(GIVEN EXERCISE) Search the data below for "vlivem"; list each line that holds it.

>> Begin

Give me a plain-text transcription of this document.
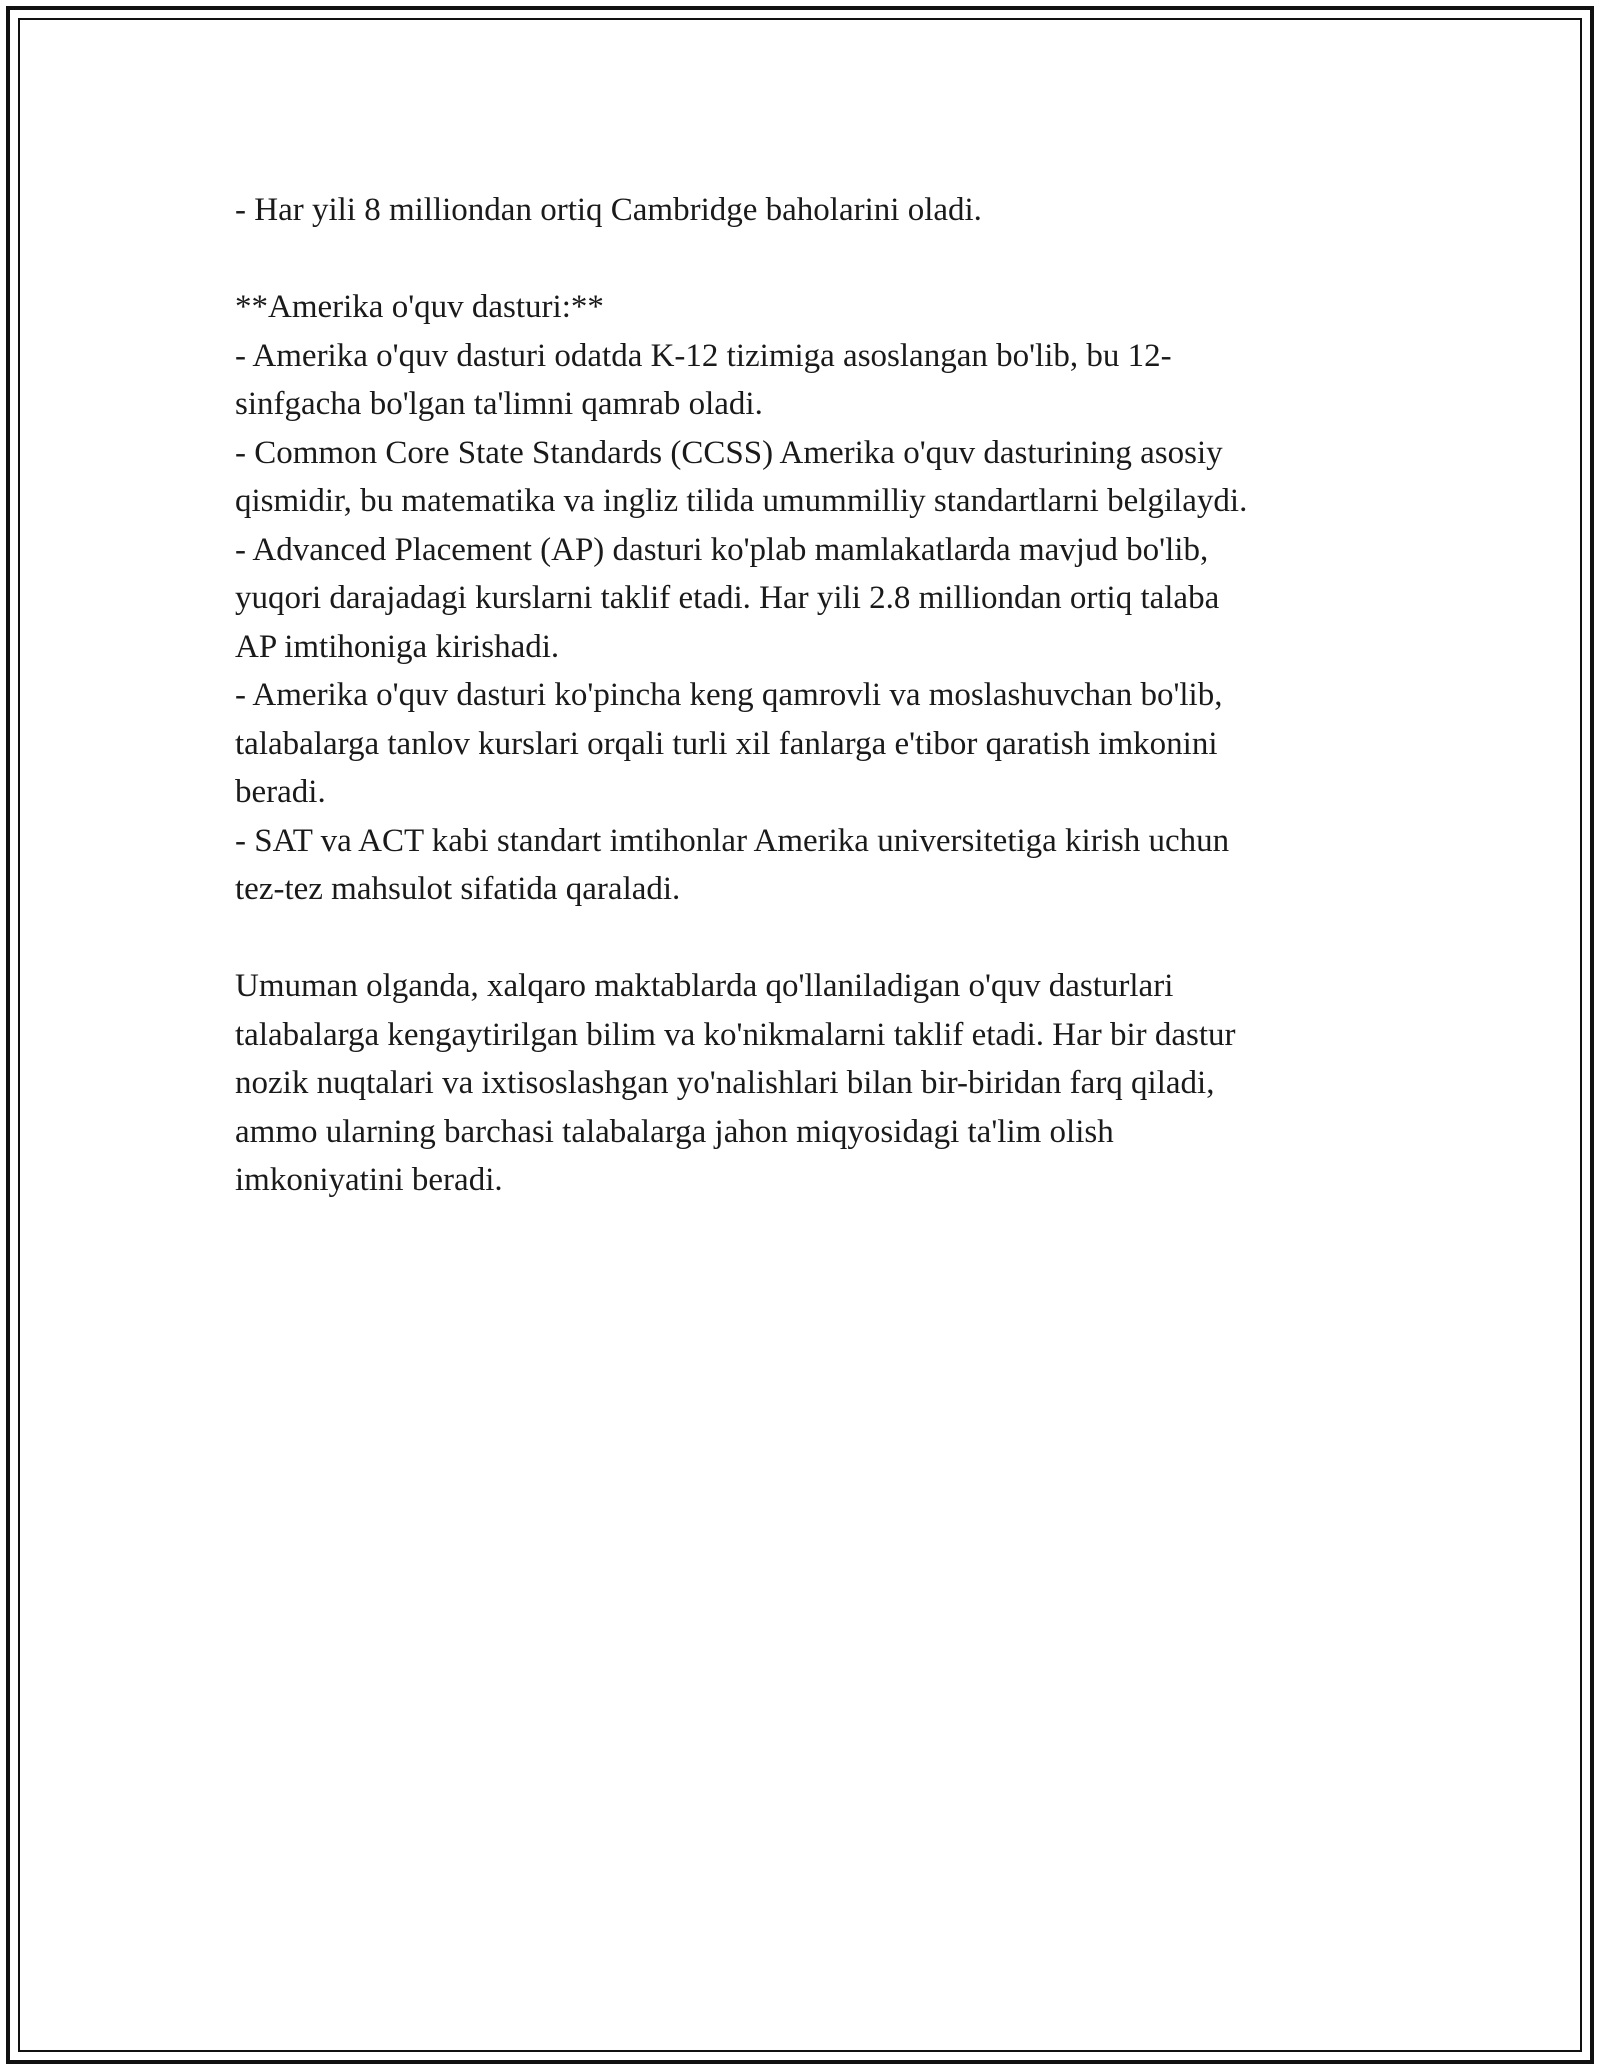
- Har yili 8 milliondan ortiq Cambridge baholarini oladi.
**Amerika o'quv dasturi:**
- Amerika o'quv dasturi odatda K-12 tizimiga asoslangan bo'lib, bu 12-
sinfgacha bo'lgan ta'limni qamrab oladi.
- Common Core State Standards (CCSS) Amerika o'quv dasturining asosiy
qismidir, bu matematika va ingliz tilida umummilliy standartlarni belgilaydi.
- Advanced Placement (AP) dasturi ko'plab mamlakatlarda mavjud bo'lib,
yuqori darajadagi kurslarni taklif etadi. Har yili 2.8 milliondan ortiq talaba
AP imtihoniga kirishadi.
- Amerika o'quv dasturi ko'pincha keng qamrovli va moslashuvchan bo'lib,
talabalarga tanlov kurslari orqali turli xil fanlarga e'tibor qaratish imkonini
beradi.
- SAT va ACT kabi standart imtihonlar Amerika universitetiga kirish uchun
tez-tez mahsulot sifatida qaraladi.
Umuman olganda, xalqaro maktablarda qo'llaniladigan o'quv dasturlari
talabalarga kengaytirilgan bilim va ko'nikmalarni taklif etadi. Har bir dastur
nozik nuqtalari va ixtisoslashgan yo'nalishlari bilan bir-biridan farq qiladi,
ammo ularning barchasi talabalarga jahon miqyosidagi ta'lim olish
imkoniyatini beradi.
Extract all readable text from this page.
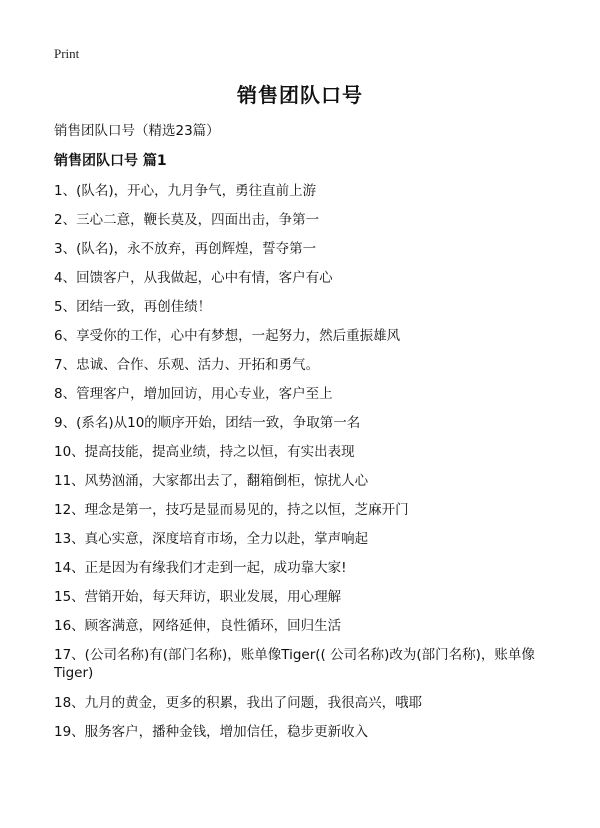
Print
销售团队口号

销售团队口号（精选23篇）

销售团队口号 篇1
1、(队名)，开心，九月争气，勇往直前上游
2、三心二意，鞭长莫及，四面出击，争第一
3、(队名)，永不放弃，再创辉煌，誓夺第一
4、回馈客户，从我做起，心中有情，客户有心
5、团结一致，再创佳绩！
6、享受你的工作，心中有梦想，一起努力，然后重振雄风
7、忠诚、合作、乐观、活力、开拓和勇气。
8、管理客户，增加回访，用心专业，客户至上
9、(系名)从10的顺序开始，团结一致，争取第一名
10、提高技能，提高业绩，持之以恒，有实出表现
11、风势汹涌，大家都出去了，翻箱倒柜，惊扰人心
12、理念是第一，技巧是显而易见的，持之以恒，芝麻开门
13、真心实意，深度培育市场，全力以赴，掌声响起
14、正是因为有缘我们才走到一起，成功靠大家!
15、营销开始，每天拜访，职业发展，用心理解
16、顾客满意，网络延伸，良性循环，回归生活
17、(公司名称)有(部门名称)，账单像Tiger(( 公司名称)改为(部门名称)，账单像Tiger)
18、九月的黄金，更多的积累，我出了问题，我很高兴，哦耶
19、服务客户，播种金钱，增加信任，稳步更新收入
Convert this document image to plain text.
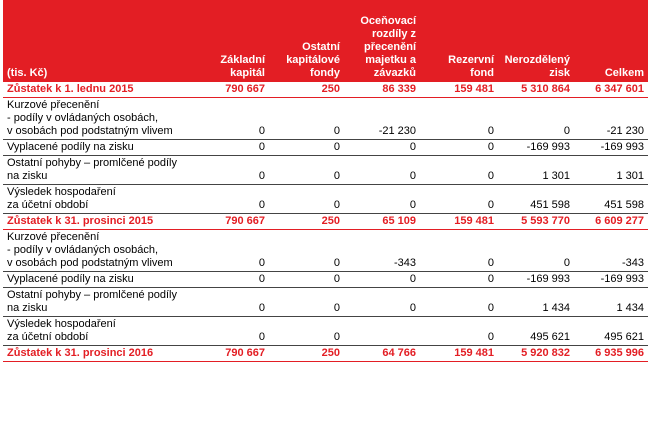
(tis. Kč)	Základní kapitál	Ostatní kapitálové fondy	Oceňovací rozdíly z přecenění majetku a závazků	Rezervní fond	Nerozdělený zisk	Celkem
Zůstatek k 1. lednu 2015	790 667	250	86 339	159 481	5 310 864	6 347 601

Kurzové přecenění
- podíly v ovládaných osobách,
v osobách pod podstatným vlivem	0	0	-21 230	0	0	-21 230

Vyplacené podíly na zisku	0	0	0	0	-169 993	-169 993

Ostatní pohyby – promlčené podíly
na zisku	0	0	0	0	1 301	1 301

Výsledek hospodaření
za účetní období	0	0	0	0	451 598	451 598
Zůstatek k 31. prosinci 2015	790 667	250	65 109	159 481	5 593 770	6 609 277

Kurzové přecenění
- podíly v ovládaných osobách,
v osobách pod podstatným vlivem	0	0	-343	0	0	-343

Vyplacené podíly na zisku	0	0	0	0	-169 993	-169 993

Ostatní pohyby – promlčené podíly
na zisku	0	0	0	0	1 434	1 434

Výsledek hospodaření
za účetní období	0	0		0	495 621	495 621
Zůstatek k 31. prosinci 2016	790 667	250	64 766	159 481	5 920 832	6 935 996
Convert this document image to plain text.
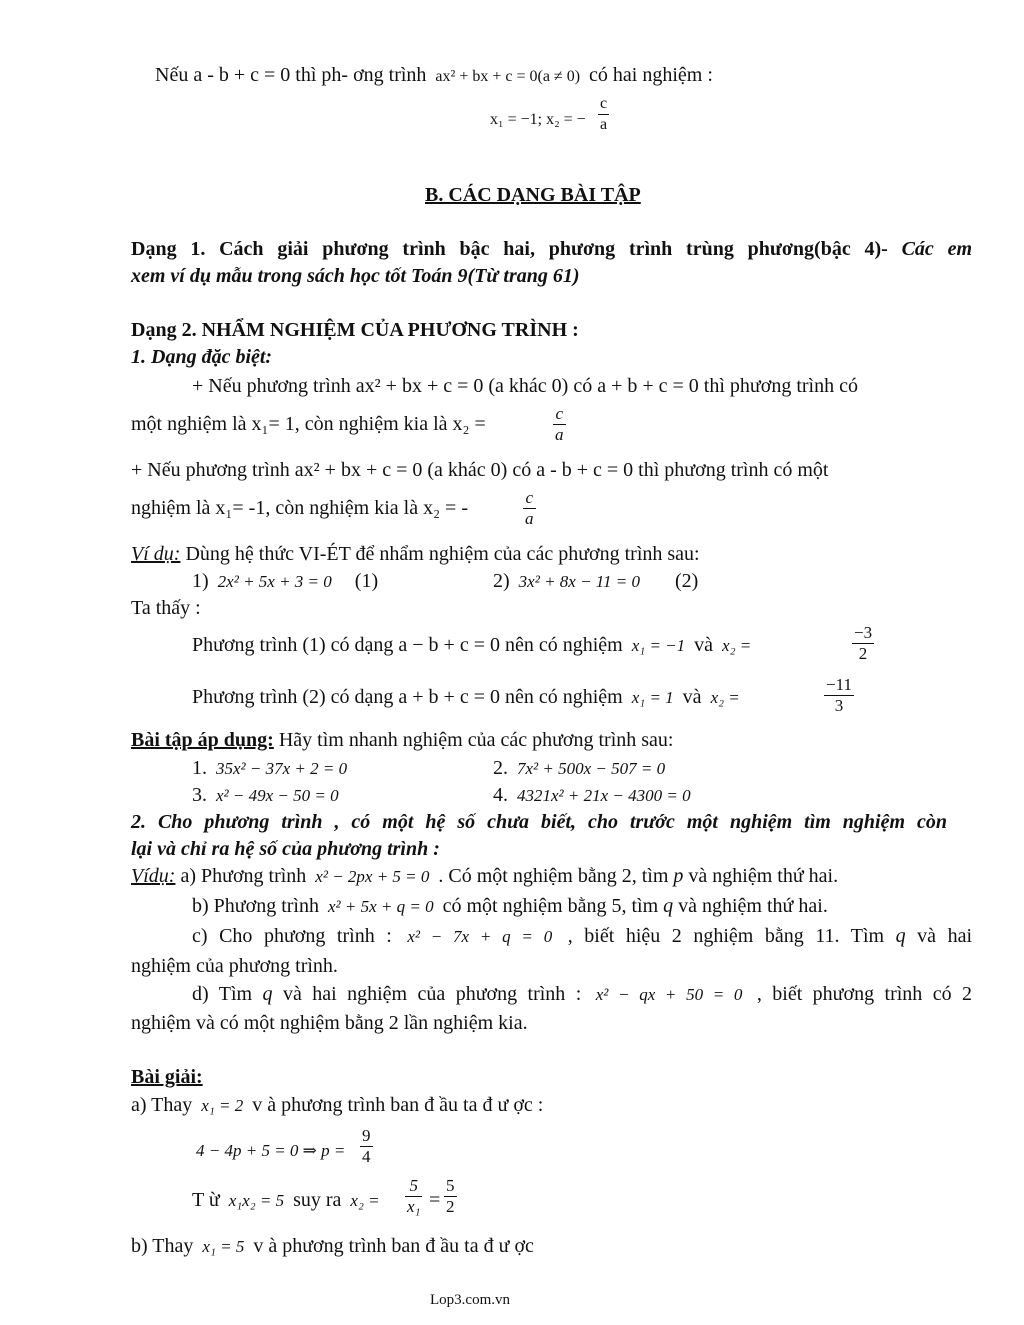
Nếu a - b + c = 0 thì ph- ơng trình ax² + bx + c = 0(a ≠ 0) có hai nghiệm :
x₁ = −1; x₂ = − $\frac{c}{a}$
B. CÁC DẠNG BÀI TẬP
Dạng 1. Cách giải phương trình bậc hai, phương trình trùng phương(bậc 4)- Các em
xem ví dụ mẫu trong sách học tốt Toán 9(Từ trang 61)
Dạng 2. NHẨM NGHIỆM CỦA PHƯƠNG TRÌNH :
1. Dạng đặc biệt:
+ Nếu phương trình ax² + bx + c = 0 (a khác 0) có a + b + c = 0 thì phương trình có
một nghiệm là x₁= 1, còn nghiệm kia là x₂ =	$\frac{c}{a}$
+ Nếu phương trình ax² + bx + c = 0 (a khác 0) có a - b + c = 0 thì phương trình có một
nghiệm là x₁= -1, còn nghiệm kia là x₂ = -	$\frac{c}{a}$
Ví dụ: Dùng hệ thức VI-ÉT để nhẩm nghiệm của các phương trình sau:
1) 2x² + 5x + 3 = 0 (1)	2) 3x² + 8x − 11 = 0 (2)
Ta thấy :
Phương trình (1) có dạng a − b + c = 0 nên có nghiệm x₁ = −1 và x₂ =	$\frac{-3}{2}$
Phương trình (2) có dạng a + b + c = 0 nên có nghiệm x₁ = 1 và x₂ =	$\frac{-11}{3}$
Bài tập áp dụng: Hãy tìm nhanh nghiệm của các phương trình sau:
1. 35x² − 37x + 2 = 0	2. 7x² + 500x − 507 = 0
3. x² − 49x − 50 = 0	4. 4321x² + 21x − 4300 = 0
2. Cho phương trình , có một hệ số chưa biết, cho trước một nghiệm tìm nghiệm còn
lại và chỉ ra hệ số của phương trình :
Vídụ: a) Phương trình x² − 2px + 5 = 0 . Có một nghiệm bằng 2, tìm p và nghiệm thứ hai.
b) Phương trình x² + 5x + q = 0 có một nghiệm bằng 5, tìm q và nghiệm thứ hai.
c) Cho phương trình : x² − 7x + q = 0 , biết hiệu 2 nghiệm bằng 11. Tìm q và hai
nghiệm của phương trình.
d) Tìm q và hai nghiệm của phương trình : x² − qx + 50 = 0 , biết phương trình có 2
nghiệm và có một nghiệm bằng 2 lần nghiệm kia.
Bài giải:
a) Thay x₁ = 2 v à phương trình ban đ ầu ta đ ư ợc :
4 − 4p + 5 = 0 ⇒ $p = \frac{9}{4}$
T ừ x₁x₂ = 5 suy ra $x_2 = \frac{5}{\text{x₁}} = \frac{5}{2}$
b) Thay x₁ = 5 v à phương trình ban đ ầu ta đ ư ợc
Lop3.com.vn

>> End

(THE RESULT)
v osobách pod podstatným vlivem	0	0	-21 230	0	0	-21 230
v osobách pod podstatným vlivem	0	0	-343	0	0	-343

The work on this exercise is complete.